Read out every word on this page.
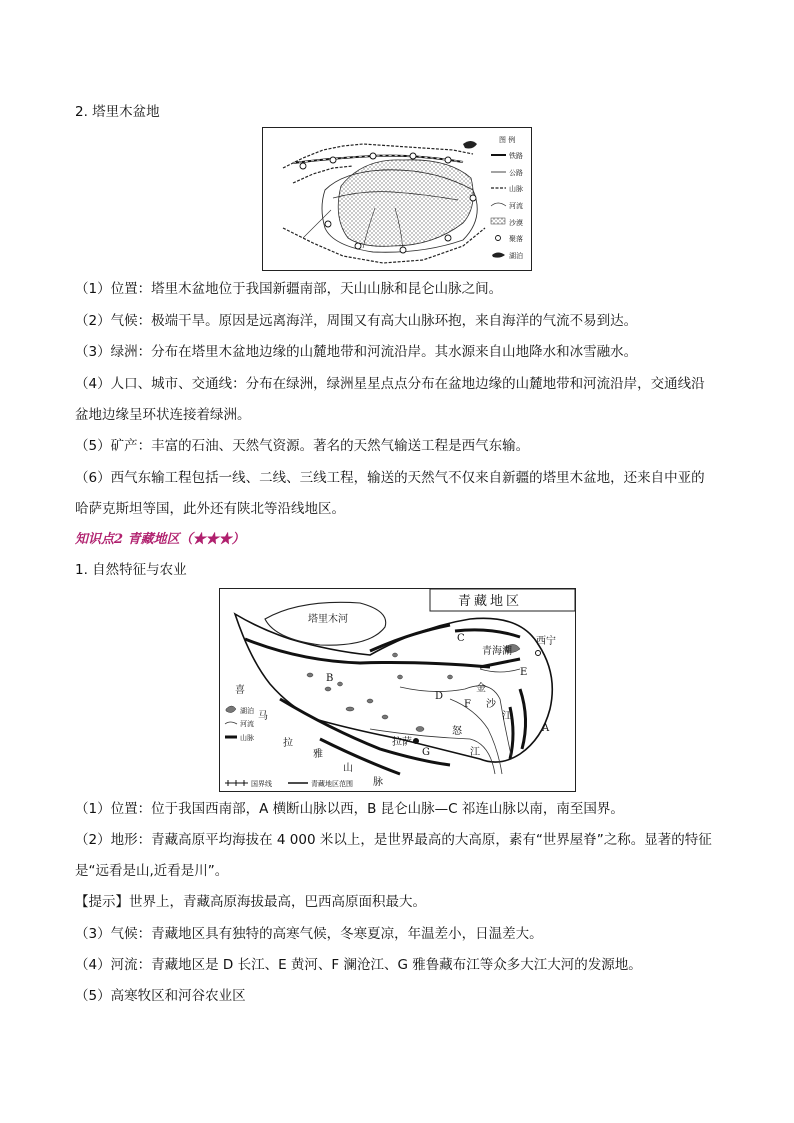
2. 塔里木盆地
图 例
铁路
公路
山脉
河流
沙漠
聚落
湖泊
（1）位置：塔里木盆地位于我国新疆南部，天山山脉和昆仑山脉之间。
（2）气候：极端干旱。原因是远离海洋，周围又有高大山脉环抱，来自海洋的气流不易到达。
（3）绿洲：分布在塔里木盆地边缘的山麓地带和河流沿岸。其水源来自山地降水和冰雪融水。
（4）人口、城市、交通线：分布在绿洲，绿洲星星点点分布在盆地边缘的山麓地带和河流沿岸，交通线沿
盆地边缘呈环状连接着绿洲。
（5）矿产：丰富的石油、天然气资源。著名的天然气输送工程是西气东输。
（6）西气东输工程包括一线、二线、三线工程，输送的天然气不仅来自新疆的塔里木盆地，还来自中亚的
哈萨克斯坦等国，此外还有陕北等沿线地区。
知识点2 青藏地区（★★★）
1. 自然特征与农业
青藏地区
塔里木河
青海湖
西宁
拉萨
A
B
C
D
E
F
G
喜
马
拉
雅
山
脉
怒
江
金
沙
江
湖泊
河流
山脉
国界线	青藏地区范围
（1）位置：位于我国西南部，A 横断山脉以西，B 昆仑山脉—C 祁连山脉以南，南至国界。
（2）地形：青藏高原平均海拔在 4 000 米以上，是世界最高的大高原，素有“世界屋脊”之称。显著的特征
是“远看是山,近看是川”。
【提示】世界上，青藏高原海拔最高，巴西高原面积最大。
（3）气候：青藏地区具有独特的高寒气候，冬寒夏凉，年温差小，日温差大。
（4）河流：青藏地区是 D 长江、E 黄河、F 澜沧江、G 雅鲁藏布江等众多大江大河的发源地。
（5）高寒牧区和河谷农业区
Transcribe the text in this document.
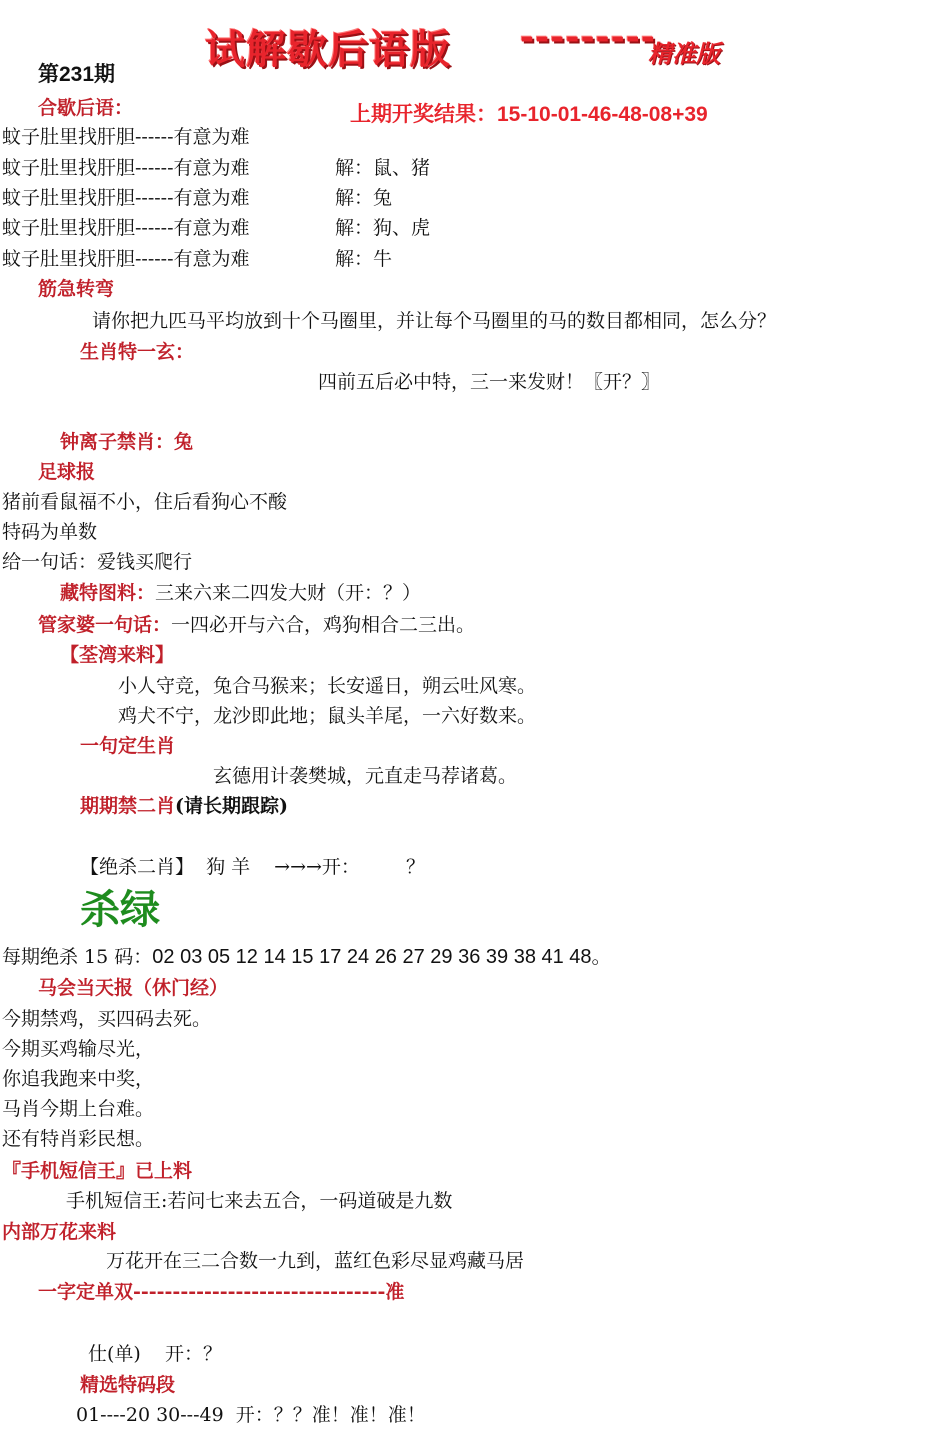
试解歇后语版 ---------
精准版
第231期
合歇后语：	上期开奖结果：15-10-01-46-48-08+39
蚊子肚里找肝胆------有意为难
蚊子肚里找肝胆------有意为难	解：鼠、猪
蚊子肚里找肝胆------有意为难	解：兔
蚊子肚里找肝胆------有意为难	解：狗、虎
蚊子肚里找肝胆------有意为难	解：牛
筋急转弯
请你把九匹马平均放到十个马圈里，并让每个马圈里的马的数目都相同，怎么分？
生肖特一玄：
四前五后必中特，三一来发财！〖开？〗
钟离子禁肖：兔
足球报
猪前看鼠福不小，住后看狗心不酸
特码为单数
给一句话：爱钱买爬行
藏特图料：三来六来二四发大财（开：？）
管家婆一句话：一四必开与六合，鸡狗相合二三出。
【荃湾来料】
小人守竞，兔合马猴来；长安遥日，朔云吐风寒。
鸡犬不宁，龙沙即此地；鼠头羊尾，一六好数来。
一句定生肖
玄德用计袭樊城，元直走马荐诸葛。
期期禁二肖(请长期跟踪)
【绝杀二肖】 狗 羊 →→→开： ？
杀绿
每期绝杀 15 码：02 03 05 12 14 15 17 24 26 27 29 36 39 38 41 48。
马会当天报（休门经）
今期禁鸡，买四码去死。
今期买鸡输尽光，
你追我跑来中奖，
马肖今期上台难。
还有特肖彩民想。
『手机短信王』已上料
手机短信王:若问七来去五合，一码道破是九数
内部万花来料
万花开在三二合数一九到，蓝红色彩尽显鸡藏马居
一字定单双--------------------------------准
仕(单)    开：？
精选特码段
01----20 30---49  开：？？准！准！准！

^^^^

Transcribe the records above exactly, omitting every picture they contain.

> **Result**:
Read out every word on this page.
2. 塔里木盆地
图 例
铁路
公路
山脉
河流
沙漠
聚落
湖泊
（1）位置：塔里木盆地位于我国新疆南部，天山山脉和昆仑山脉之间。
（2）气候：极端干旱。原因是远离海洋，周围又有高大山脉环抱，来自海洋的气流不易到达。
（3）绿洲：分布在塔里木盆地边缘的山麓地带和河流沿岸。其水源来自山地降水和冰雪融水。
（4）人口、城市、交通线：分布在绿洲，绿洲星星点点分布在盆地边缘的山麓地带和河流沿岸，交通线沿
盆地边缘呈环状连接着绿洲。
（5）矿产：丰富的石油、天然气资源。著名的天然气输送工程是西气东输。
（6）西气东输工程包括一线、二线、三线工程，输送的天然气不仅来自新疆的塔里木盆地，还来自中亚的
哈萨克斯坦等国，此外还有陕北等沿线地区。
知识点2 青藏地区（★★★）
1. 自然特征与农业
青藏地区
塔里木河
青海湖
西宁
拉萨
A
B
C
D
E
F
G
喜
马
拉
雅
山
脉
怒
江
金
沙
江
湖泊
河流
山脉
国界线	青藏地区范围
（1）位置：位于我国西南部，A 横断山脉以西，B 昆仑山脉—C 祁连山脉以南，南至国界。
（2）地形：青藏高原平均海拔在 4 000 米以上，是世界最高的大高原，素有“世界屋脊”之称。显著的特征
是“远看是山,近看是川”。
【提示】世界上，青藏高原海拔最高，巴西高原面积最大。
（3）气候：青藏地区具有独特的高寒气候，冬寒夏凉，年温差小，日温差大。
（4）河流：青藏地区是 D 长江、E 黄河、F 澜沧江、G 雅鲁藏布江等众多大江大河的发源地。
（5）高寒牧区和河谷农业区
Transcribe the text in this document.
试解歇后语版 ---------
精准版
第231期
合歇后语：	上期开奖结果：15-10-01-46-48-08+39
蚊子肚里找肝胆------有意为难
蚊子肚里找肝胆------有意为难	解：鼠、猪
蚊子肚里找肝胆------有意为难	解：兔
蚊子肚里找肝胆------有意为难	解：狗、虎
蚊子肚里找肝胆------有意为难	解：牛
筋急转弯
请你把九匹马平均放到十个马圈里，并让每个马圈里的马的数目都相同，怎么分？
生肖特一玄：
四前五后必中特，三一来发财！〖开？〗
钟离子禁肖：兔
足球报
猪前看鼠福不小，住后看狗心不酸
特码为单数
给一句话：爱钱买爬行
藏特图料：三来六来二四发大财（开：？）
管家婆一句话：一四必开与六合，鸡狗相合二三出。
【荃湾来料】
小人守竞，兔合马猴来；长安遥日，朔云吐风寒。
鸡犬不宁，龙沙即此地；鼠头羊尾，一六好数来。
一句定生肖
玄德用计袭樊城，元直走马荐诸葛。
期期禁二肖(请长期跟踪)
【绝杀二肖】 狗 羊 →→→开： ？
杀绿
每期绝杀 15 码：02 03 05 12 14 15 17 24 26 27 29 36 39 38 41 48。
马会当天报（休门经）
今期禁鸡，买四码去死。
今期买鸡输尽光，
你追我跑来中奖，
马肖今期上台难。
还有特肖彩民想。
『手机短信王』已上料
手机短信王:若问七来去五合，一码道破是九数
内部万花来料
万花开在三二合数一九到，蓝红色彩尽显鸡藏马居
一字定单双--------------------------------准
仕(单)    开：？
精选特码段
01----20 30---49  开：？？准！准！准！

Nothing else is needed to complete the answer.